WHAT YOU HAVE TO DO ▸ The records that follow must be reproduced in full, exactly as written.

DATASET EXTRACT ▸
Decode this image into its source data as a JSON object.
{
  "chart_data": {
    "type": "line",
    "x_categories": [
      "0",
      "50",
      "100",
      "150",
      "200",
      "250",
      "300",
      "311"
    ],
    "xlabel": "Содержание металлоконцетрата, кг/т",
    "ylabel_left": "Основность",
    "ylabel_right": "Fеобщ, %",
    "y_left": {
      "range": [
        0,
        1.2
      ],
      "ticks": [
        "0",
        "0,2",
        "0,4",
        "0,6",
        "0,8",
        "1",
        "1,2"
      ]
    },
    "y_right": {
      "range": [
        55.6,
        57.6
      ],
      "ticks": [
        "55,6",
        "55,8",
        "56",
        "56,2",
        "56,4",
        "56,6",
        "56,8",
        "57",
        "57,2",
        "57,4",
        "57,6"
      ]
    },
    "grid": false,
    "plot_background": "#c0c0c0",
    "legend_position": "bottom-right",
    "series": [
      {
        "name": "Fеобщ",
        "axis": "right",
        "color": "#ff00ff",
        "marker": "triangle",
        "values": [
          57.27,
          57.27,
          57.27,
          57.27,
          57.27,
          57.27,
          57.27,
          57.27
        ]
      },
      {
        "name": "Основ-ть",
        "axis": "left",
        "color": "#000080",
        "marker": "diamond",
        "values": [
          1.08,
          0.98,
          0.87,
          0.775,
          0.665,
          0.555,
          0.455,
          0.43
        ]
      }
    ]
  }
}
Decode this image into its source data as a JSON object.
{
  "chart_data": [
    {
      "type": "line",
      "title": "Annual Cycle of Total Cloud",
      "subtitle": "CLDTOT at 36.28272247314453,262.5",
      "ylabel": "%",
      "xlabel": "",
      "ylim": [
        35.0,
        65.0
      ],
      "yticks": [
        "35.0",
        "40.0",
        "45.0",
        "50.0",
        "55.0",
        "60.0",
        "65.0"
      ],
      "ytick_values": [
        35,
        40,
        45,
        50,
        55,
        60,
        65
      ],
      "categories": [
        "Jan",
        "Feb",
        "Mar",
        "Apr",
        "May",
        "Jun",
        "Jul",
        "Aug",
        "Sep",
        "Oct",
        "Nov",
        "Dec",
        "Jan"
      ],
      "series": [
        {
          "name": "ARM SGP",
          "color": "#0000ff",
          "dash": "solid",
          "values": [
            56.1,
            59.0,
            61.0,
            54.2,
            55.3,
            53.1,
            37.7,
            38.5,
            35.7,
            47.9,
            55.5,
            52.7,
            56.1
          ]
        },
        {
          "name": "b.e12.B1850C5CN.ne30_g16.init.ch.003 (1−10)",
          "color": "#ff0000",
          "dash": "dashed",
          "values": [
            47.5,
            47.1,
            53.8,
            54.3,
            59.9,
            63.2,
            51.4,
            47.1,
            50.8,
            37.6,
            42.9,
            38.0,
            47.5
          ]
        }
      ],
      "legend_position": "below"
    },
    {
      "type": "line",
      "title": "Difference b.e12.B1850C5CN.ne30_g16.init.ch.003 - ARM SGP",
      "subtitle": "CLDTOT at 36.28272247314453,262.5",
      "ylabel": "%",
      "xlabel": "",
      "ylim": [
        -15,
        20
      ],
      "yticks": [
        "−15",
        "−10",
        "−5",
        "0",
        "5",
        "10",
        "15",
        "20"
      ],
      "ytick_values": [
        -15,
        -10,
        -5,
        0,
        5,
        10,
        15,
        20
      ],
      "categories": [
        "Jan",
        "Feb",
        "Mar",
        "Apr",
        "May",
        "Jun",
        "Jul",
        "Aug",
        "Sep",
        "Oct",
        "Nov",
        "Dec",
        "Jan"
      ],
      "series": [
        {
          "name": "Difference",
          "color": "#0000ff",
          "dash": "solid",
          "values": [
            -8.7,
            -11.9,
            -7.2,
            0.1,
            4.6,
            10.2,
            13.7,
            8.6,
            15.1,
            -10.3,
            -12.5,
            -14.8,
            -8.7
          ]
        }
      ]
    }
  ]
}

EXPECTED OUTPUT ▸
Decode this image into its source data as a JSON object.
{
  "chart_data": {
    "type": "line",
    "x_categories": [
      "0",
      "50",
      "100",
      "150",
      "200",
      "250",
      "300",
      "311"
    ],
    "xlabel": "Содержание металлоконцетрата, кг/т",
    "ylabel_left": "Основность",
    "ylabel_right": "Fеобщ, %",
    "y_left": {
      "range": [
        0,
        1.2
      ],
      "ticks": [
        "0",
        "0,2",
        "0,4",
        "0,6",
        "0,8",
        "1",
        "1,2"
      ]
    },
    "y_right": {
      "range": [
        55.6,
        57.6
      ],
      "ticks": [
        "55,6",
        "55,8",
        "56",
        "56,2",
        "56,4",
        "56,6",
        "56,8",
        "57",
        "57,2",
        "57,4",
        "57,6"
      ]
    },
    "grid": false,
    "plot_background": "#c0c0c0",
    "legend_position": "bottom-right",
    "series": [
      {
        "name": "Fеобщ",
        "axis": "right",
        "color": "#ff00ff",
        "marker": "triangle",
        "values": [
          57.27,
          57.27,
          57.27,
          57.27,
          57.27,
          57.27,
          57.27,
          57.27
        ]
      },
      {
        "name": "Основ-ть",
        "axis": "left",
        "color": "#000080",
        "marker": "diamond",
        "values": [
          1.08,
          0.98,
          0.87,
          0.775,
          0.665,
          0.555,
          0.455,
          0.43
        ]
      }
    ]
  }
}
Decode this image into its source data as a JSON object.
{
  "chart_data": [
    {
      "type": "line",
      "title": "Annual Cycle of Total Cloud",
      "subtitle": "CLDTOT at 36.28272247314453,262.5",
      "ylabel": "%",
      "xlabel": "",
      "ylim": [
        35.0,
        65.0
      ],
      "yticks": [
        "35.0",
        "40.0",
        "45.0",
        "50.0",
        "55.0",
        "60.0",
        "65.0"
      ],
      "ytick_values": [
        35,
        40,
        45,
        50,
        55,
        60,
        65
      ],
      "categories": [
        "Jan",
        "Feb",
        "Mar",
        "Apr",
        "May",
        "Jun",
        "Jul",
        "Aug",
        "Sep",
        "Oct",
        "Nov",
        "Dec",
        "Jan"
      ],
      "series": [
        {
          "name": "ARM SGP",
          "color": "#0000ff",
          "dash": "solid",
          "values": [
            56.1,
            59.0,
            61.0,
            54.2,
            55.3,
            53.1,
            37.7,
            38.5,
            35.7,
            47.9,
            55.5,
            52.7,
            56.1
          ]
        },
        {
          "name": "b.e12.B1850C5CN.ne30_g16.init.ch.003 (1−10)",
          "color": "#ff0000",
          "dash": "dashed",
          "values": [
            47.5,
            47.1,
            53.8,
            54.3,
            59.9,
            63.2,
            51.4,
            47.1,
            50.8,
            37.6,
            42.9,
            38.0,
            47.5
          ]
        }
      ],
      "legend_position": "below"
    },
    {
      "type": "line",
      "title": "Difference b.e12.B1850C5CN.ne30_g16.init.ch.003 - ARM SGP",
      "subtitle": "CLDTOT at 36.28272247314453,262.5",
      "ylabel": "%",
      "xlabel": "",
      "ylim": [
        -15,
        20
      ],
      "yticks": [
        "−15",
        "−10",
        "−5",
        "0",
        "5",
        "10",
        "15",
        "20"
      ],
      "ytick_values": [
        -15,
        -10,
        -5,
        0,
        5,
        10,
        15,
        20
      ],
      "categories": [
        "Jan",
        "Feb",
        "Mar",
        "Apr",
        "May",
        "Jun",
        "Jul",
        "Aug",
        "Sep",
        "Oct",
        "Nov",
        "Dec",
        "Jan"
      ],
      "series": [
        {
          "name": "Difference",
          "color": "#0000ff",
          "dash": "solid",
          "values": [
            -8.7,
            -11.9,
            -7.2,
            0.1,
            4.6,
            10.2,
            13.7,
            8.6,
            15.1,
            -10.3,
            -12.5,
            -14.8,
            -8.7
          ]
        }
      ]
    }
  ]
}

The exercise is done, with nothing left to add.